# Extracted data entries
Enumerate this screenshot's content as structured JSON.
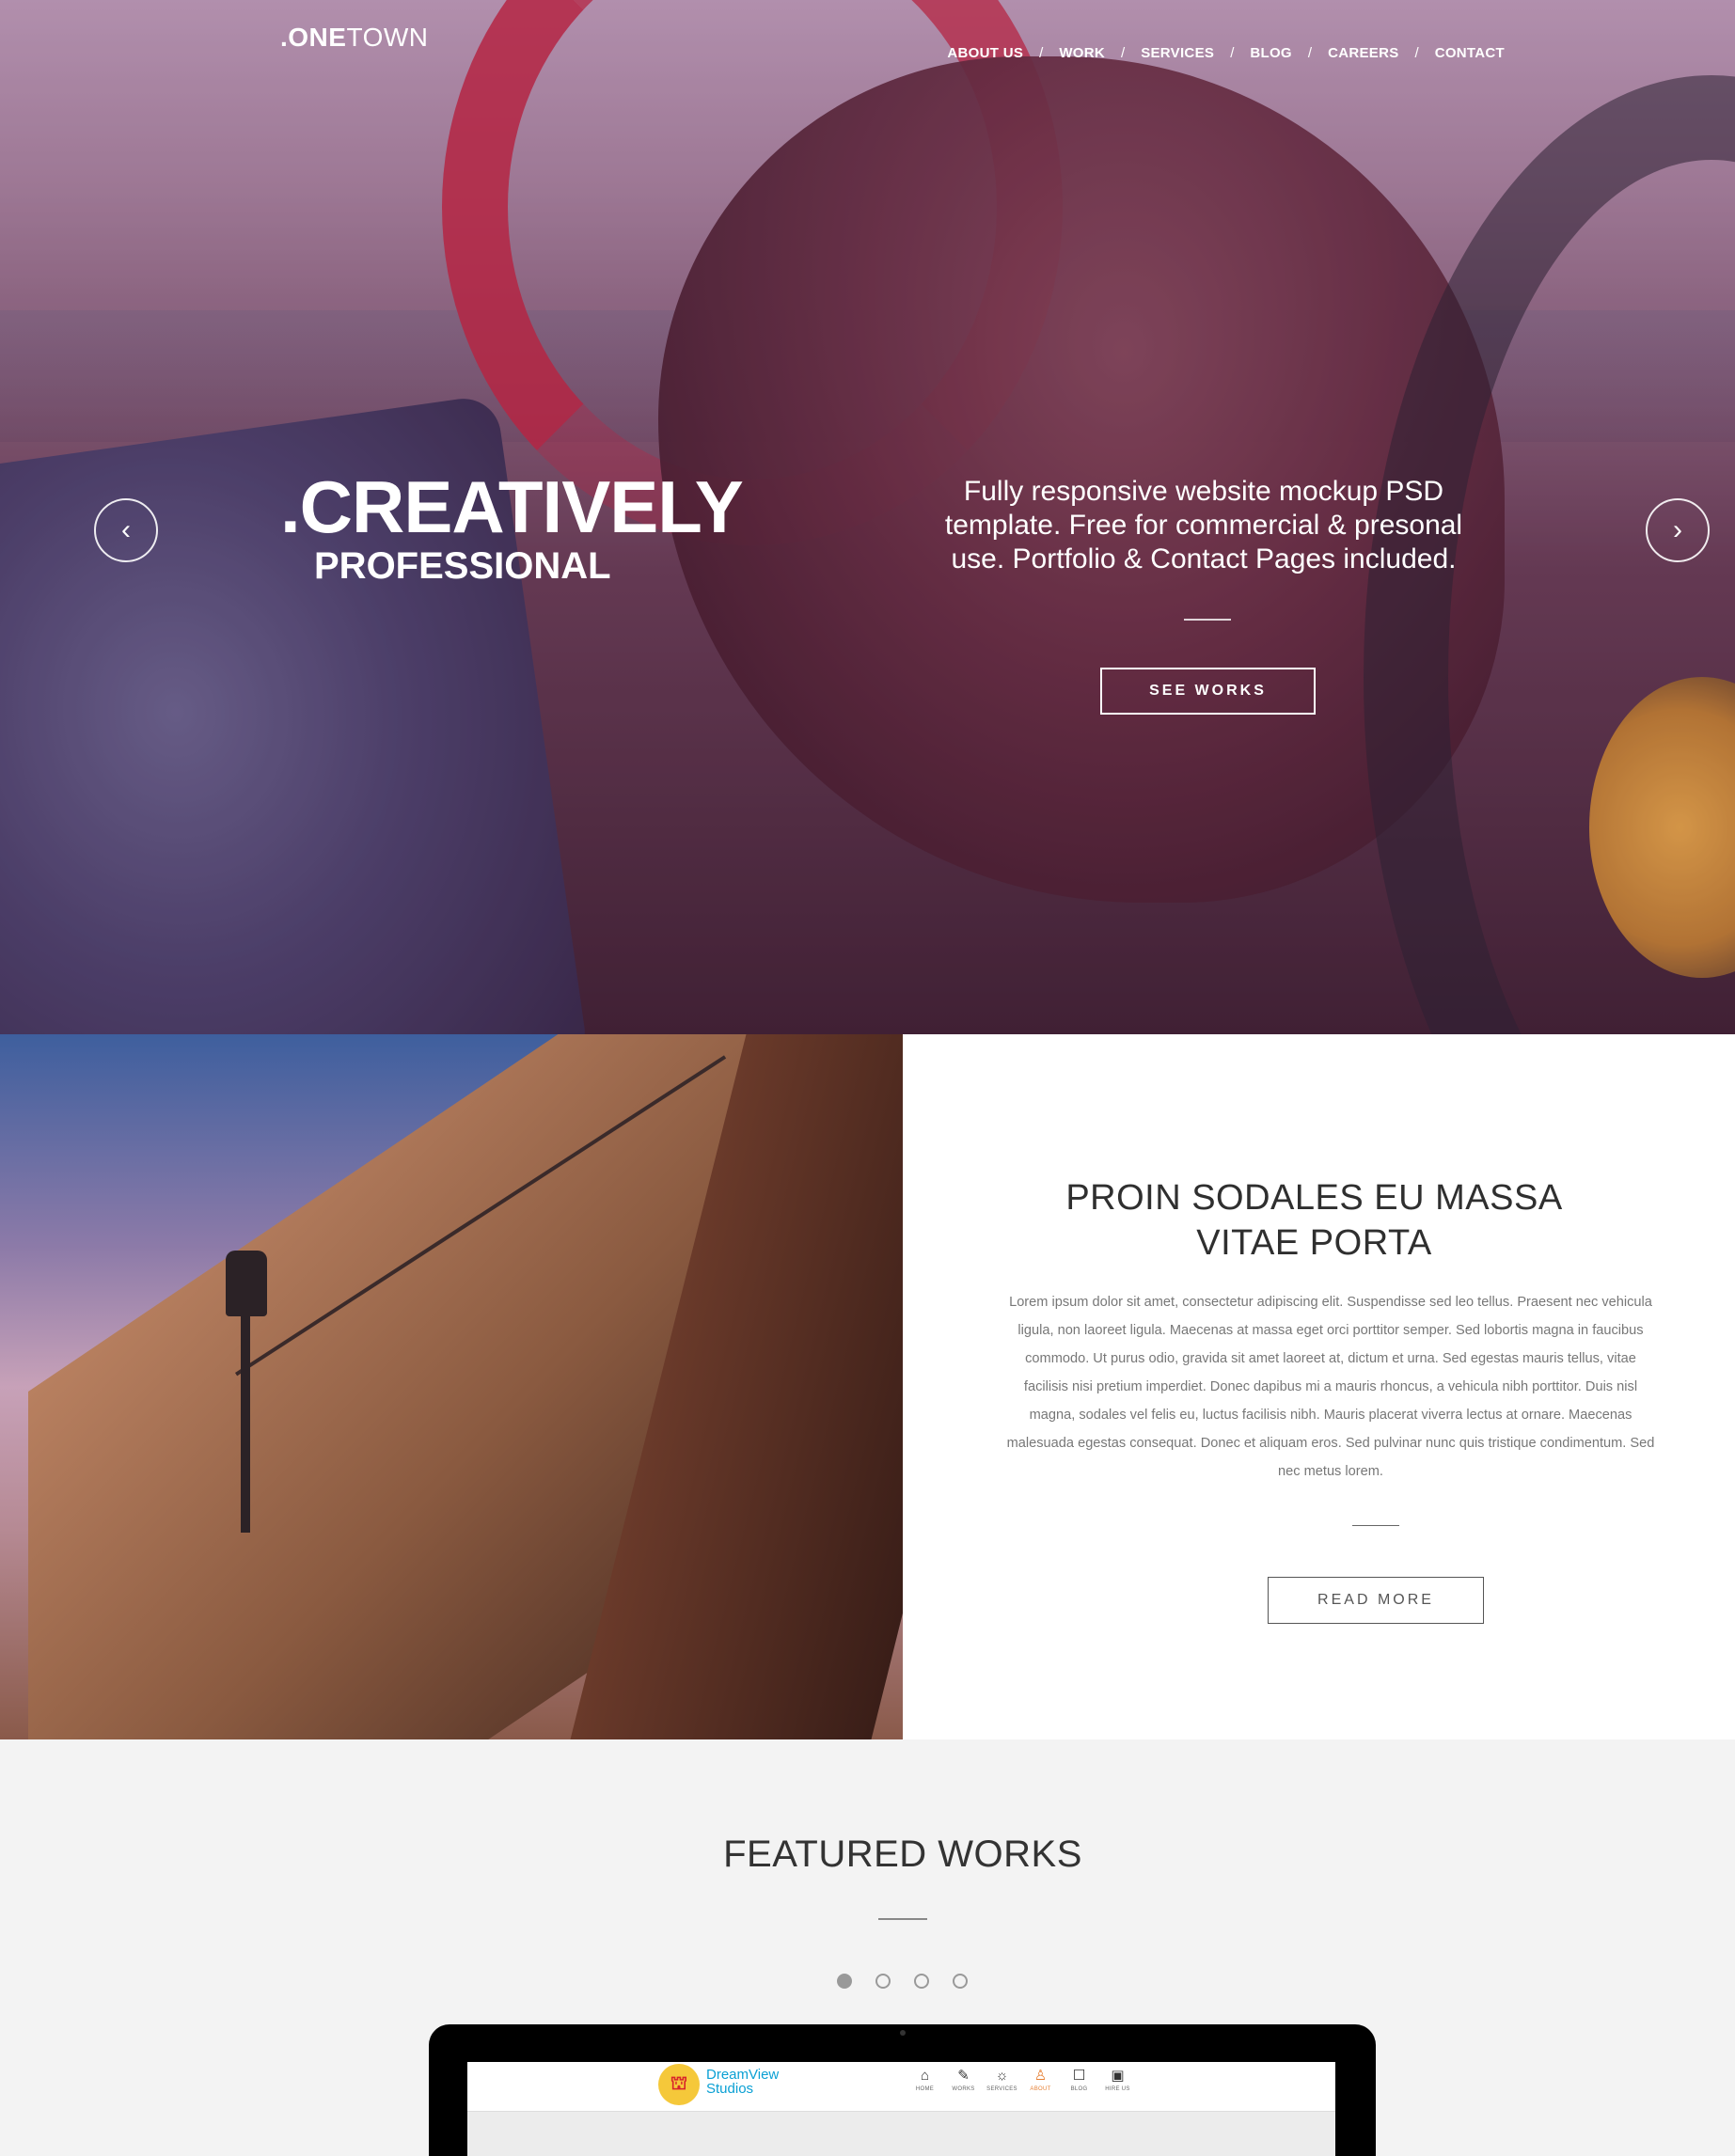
{
  "brand": {
    "dot": ".",
    "one": "ONE",
    "town": "TOWN"
  },
  "nav": {
    "items": [
      "ABOUT US",
      "WORK",
      "SERVICES",
      "BLOG",
      "CAREERS",
      "CONTACT"
    ],
    "separator": "/"
  },
  "hero": {
    "headline_dot": ".",
    "headline": "CREATIVELY",
    "subheadline": "PROFESSIONAL",
    "description": "Fully responsive website mockup PSD template. Free for commercial & presonal use.  Portfolio & Contact Pages included.",
    "cta": "SEE WORKS",
    "prev_icon": "‹",
    "next_icon": "›"
  },
  "about": {
    "title_line1": "PROIN SODALES EU MASSA",
    "title_line2": "VITAE PORTA",
    "body": "Lorem ipsum dolor sit amet, consectetur adipiscing elit. Suspendisse sed leo tellus. Praesent nec vehicula ligula, non laoreet ligula. Maecenas at massa eget orci porttitor semper. Sed lobortis magna in faucibus commodo. Ut purus odio, gravida sit amet laoreet at, dictum et urna. Sed egestas mauris tellus, vitae facilisis nisi pretium imperdiet. Donec dapibus mi a mauris rhoncus, a vehicula nibh porttitor. Duis nisl magna, sodales vel felis eu, luctus facilisis nibh. Mauris placerat viverra lectus at ornare. Maecenas malesuada egestas consequat. Donec et aliquam eros. Sed pulvinar nunc quis tristique condimentum. Sed nec metus lorem.",
    "cta": "READ MORE"
  },
  "featured": {
    "title": "FEATURED WORKS",
    "carousel": {
      "count": 4,
      "active": 0
    }
  },
  "mockup": {
    "brand_line1": "DreamView",
    "brand_line2": "Studios",
    "menu": [
      {
        "icon": "⌂",
        "label": "HOME"
      },
      {
        "icon": "✎",
        "label": "WORKS"
      },
      {
        "icon": "☼",
        "label": "SERVICES"
      },
      {
        "icon": "♙",
        "label": "ABOUT"
      },
      {
        "icon": "☐",
        "label": "BLOG"
      },
      {
        "icon": "▣",
        "label": "HIRE US"
      }
    ],
    "active_menu": 3
  },
  "colors": {
    "hero_tint": "#6b4058",
    "mockup_brand": "#0aa0d4",
    "mockup_active": "#e67f32"
  }
}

# Objective
Omit the pictures, then quote the rest of the material above exactly.

# Full response
Enumerate this screenshot's content as structured JSON.
{
  "brand": {
    "dot": ".",
    "one": "ONE",
    "town": "TOWN"
  },
  "nav": {
    "items": [
      "ABOUT US",
      "WORK",
      "SERVICES",
      "BLOG",
      "CAREERS",
      "CONTACT"
    ],
    "separator": "/"
  },
  "hero": {
    "headline_dot": ".",
    "headline": "CREATIVELY",
    "subheadline": "PROFESSIONAL",
    "description": "Fully responsive website mockup PSD template. Free for commercial & presonal use.  Portfolio & Contact Pages included.",
    "cta": "SEE WORKS",
    "prev_icon": "‹",
    "next_icon": "›"
  },
  "about": {
    "title_line1": "PROIN SODALES EU MASSA",
    "title_line2": "VITAE PORTA",
    "body": "Lorem ipsum dolor sit amet, consectetur adipiscing elit. Suspendisse sed leo tellus. Praesent nec vehicula ligula, non laoreet ligula. Maecenas at massa eget orci porttitor semper. Sed lobortis magna in faucibus commodo. Ut purus odio, gravida sit amet laoreet at, dictum et urna. Sed egestas mauris tellus, vitae facilisis nisi pretium imperdiet. Donec dapibus mi a mauris rhoncus, a vehicula nibh porttitor. Duis nisl magna, sodales vel felis eu, luctus facilisis nibh. Mauris placerat viverra lectus at ornare. Maecenas malesuada egestas consequat. Donec et aliquam eros. Sed pulvinar nunc quis tristique condimentum. Sed nec metus lorem.",
    "cta": "READ MORE"
  },
  "featured": {
    "title": "FEATURED WORKS",
    "carousel": {
      "count": 4,
      "active": 0
    }
  },
  "mockup": {
    "brand_line1": "DreamView",
    "brand_line2": "Studios",
    "menu": [
      {
        "icon": "⌂",
        "label": "HOME"
      },
      {
        "icon": "✎",
        "label": "WORKS"
      },
      {
        "icon": "☼",
        "label": "SERVICES"
      },
      {
        "icon": "♙",
        "label": "ABOUT"
      },
      {
        "icon": "☐",
        "label": "BLOG"
      },
      {
        "icon": "▣",
        "label": "HIRE US"
      }
    ],
    "active_menu": 3
  },
  "colors": {
    "hero_tint": "#6b4058",
    "mockup_brand": "#0aa0d4",
    "mockup_active": "#e67f32"
  }
}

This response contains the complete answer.